> **WHAT IS REQUIRED**: Lines containing the string "amount" are to be counted. Write only how many there are.

-- start of DATA RECORDS --

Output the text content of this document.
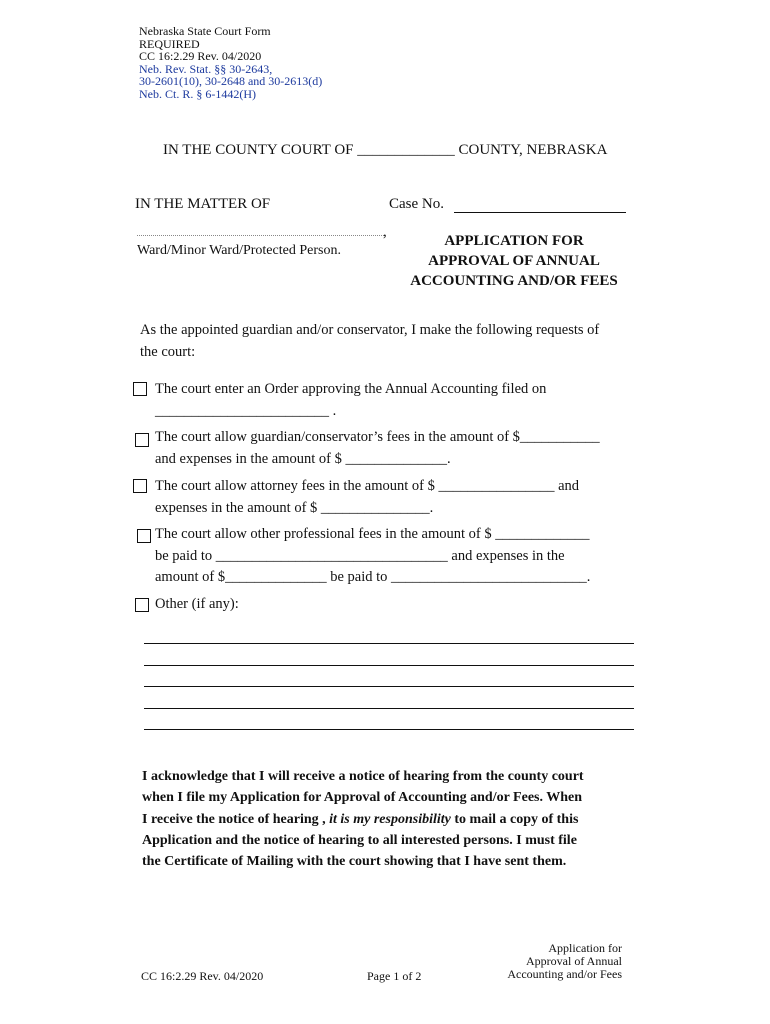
Nebraska State Court Form
REQUIRED
CC 16:2.29 Rev. 04/2020
Neb. Rev. Stat. §§ 30-2643,
30-2601(10), 30-2648 and 30-2613(d)
Neb. Ct. R. § 6-1442(H)
IN THE COUNTY COURT OF _____________ COUNTY, NEBRASKA
IN THE MATTER OF	Case No.
,
Ward/Minor Ward/Protected Person.
APPLICATION FOR
APPROVAL OF ANNUAL
ACCOUNTING AND/OR FEES
As the appointed guardian and/or conservator, I make the following requests of
the court:
The court enter an Order approving the Annual Accounting filed on
________________________ .
The court allow guardian/conservator’s fees in the amount of $___________
and expenses in the amount of $ ______________.
The court allow attorney fees in the amount of $ ________________ and
expenses in the amount of $ _______________.
The court allow other professional fees in the amount of $ _____________
be paid to ________________________________ and expenses in the
amount of $______________ be paid to ___________________________.
Other (if any):
I acknowledge that I will receive a notice of hearing from the county court
when I file my Application for Approval of Accounting and/or Fees. When
I receive the notice of hearing , it is my responsibility to mail a copy of this
Application and the notice of hearing to all interested persons. I must file
the Certificate of Mailing with the court showing that I have sent them.
CC 16:2.29 Rev. 04/2020	Page 1 of 2
Application for
Approval of Annual
Accounting and/or Fees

-- end of DATA RECORDS --

> **EXERCISE RESULT**: 6